◆ JOB ◆
Exactly repeat the material, dropping every picture from the copy.

◆ PROVIDED DATA ◆

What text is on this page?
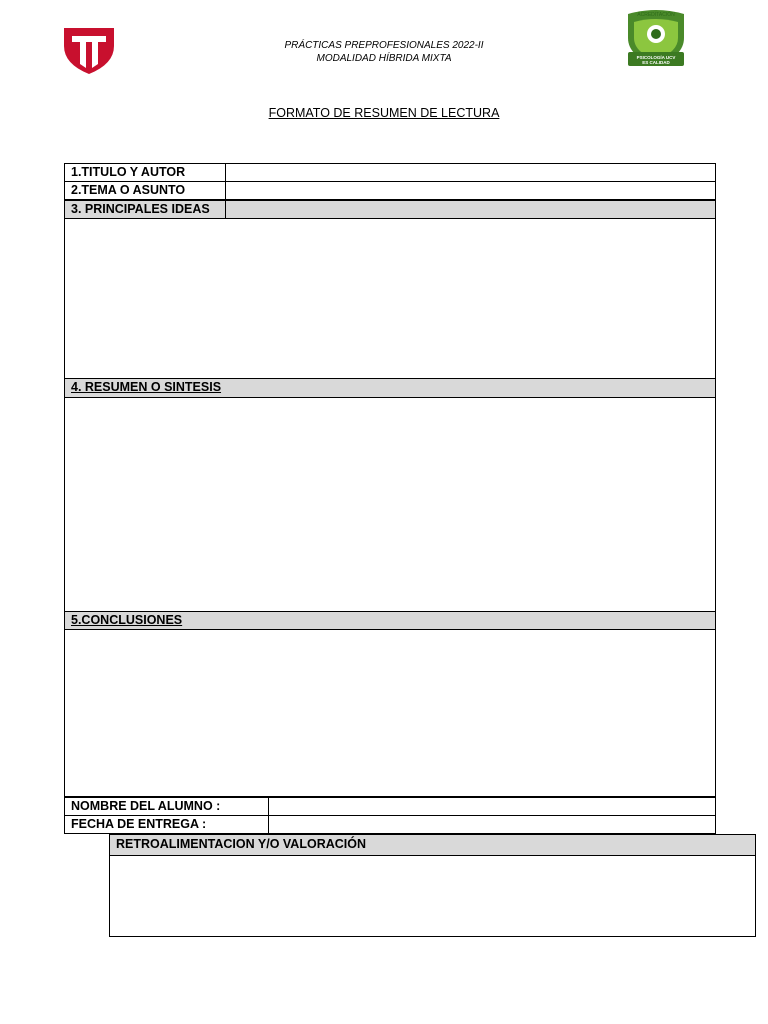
ACREDITACIÓN
PSICOLOGÍA UCV
ES CALIDAD
PRÁCTICAS PREPROFESIONALES 2022-II
MODALIDAD HÍBRIDA MIXTA
FORMATO DE RESUMEN DE LECTURA
1.TITULO Y AUTOR
2.TEMA O ASUNTO
3. PRINCIPALES IDEAS
4. RESUMEN O SINTESIS
5.CONCLUSIONES
NOMBRE DEL ALUMNO :
FECHA DE ENTREGA :
RETROALIMENTACION Y/O VALORACIÓN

◆ RESPONSE ◆
What text is on this page?
ACREDITACIÓN
PSICOLOGÍA UCV
ES CALIDAD
PRÁCTICAS PREPROFESIONALES 2022-II
MODALIDAD HÍBRIDA MIXTA
FORMATO DE RESUMEN DE LECTURA
1.TITULO Y AUTOR
2.TEMA O ASUNTO
3. PRINCIPALES IDEAS
4. RESUMEN O SINTESIS
5.CONCLUSIONES
NOMBRE DEL ALUMNO :
FECHA DE ENTREGA :
RETROALIMENTACION Y/O VALORACIÓN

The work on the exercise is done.